• [TASK STATEMENT]
Print out every line, exactly as written.

• [SUPPLIED RECORDS]
○ ○ ○ ○ ○ ○ ○
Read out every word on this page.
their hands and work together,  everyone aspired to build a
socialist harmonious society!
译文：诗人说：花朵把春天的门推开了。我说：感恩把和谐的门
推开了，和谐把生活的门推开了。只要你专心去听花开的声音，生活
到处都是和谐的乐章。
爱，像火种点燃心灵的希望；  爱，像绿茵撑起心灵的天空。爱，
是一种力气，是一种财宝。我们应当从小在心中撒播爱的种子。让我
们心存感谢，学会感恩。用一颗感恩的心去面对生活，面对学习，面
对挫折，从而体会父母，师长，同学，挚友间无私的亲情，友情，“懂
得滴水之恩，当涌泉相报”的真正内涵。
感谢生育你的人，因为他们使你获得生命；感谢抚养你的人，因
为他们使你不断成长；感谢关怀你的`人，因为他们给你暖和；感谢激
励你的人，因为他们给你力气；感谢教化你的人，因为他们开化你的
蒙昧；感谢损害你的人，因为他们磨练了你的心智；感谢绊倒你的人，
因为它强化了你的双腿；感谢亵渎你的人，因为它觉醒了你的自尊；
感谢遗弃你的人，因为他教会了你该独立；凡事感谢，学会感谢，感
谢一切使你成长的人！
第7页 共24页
○ ○ ○ ○ ○ ○ ○
• [TASK SOLUTION]
Read out every word on this page.
their hands and work together,  everyone aspired to build a
socialist harmonious society!
译文：诗人说：花朵把春天的门推开了。我说：感恩把和谐的门
推开了，和谐把生活的门推开了。只要你专心去听花开的声音，生活
到处都是和谐的乐章。
爱，像火种点燃心灵的希望；  爱，像绿茵撑起心灵的天空。爱，
是一种力气，是一种财宝。我们应当从小在心中撒播爱的种子。让我
们心存感谢，学会感恩。用一颗感恩的心去面对生活，面对学习，面
对挫折，从而体会父母，师长，同学，挚友间无私的亲情，友情，“懂
得滴水之恩，当涌泉相报”的真正内涵。
感谢生育你的人，因为他们使你获得生命；感谢抚养你的人，因
为他们使你不断成长；感谢关怀你的`人，因为他们给你暖和；感谢激
励你的人，因为他们给你力气；感谢教化你的人，因为他们开化你的
蒙昧；感谢损害你的人，因为他们磨练了你的心智；感谢绊倒你的人，
因为它强化了你的双腿；感谢亵渎你的人，因为它觉醒了你的自尊；
感谢遗弃你的人，因为他教会了你该独立；凡事感谢，学会感谢，感
谢一切使你成长的人！
第7页 共24页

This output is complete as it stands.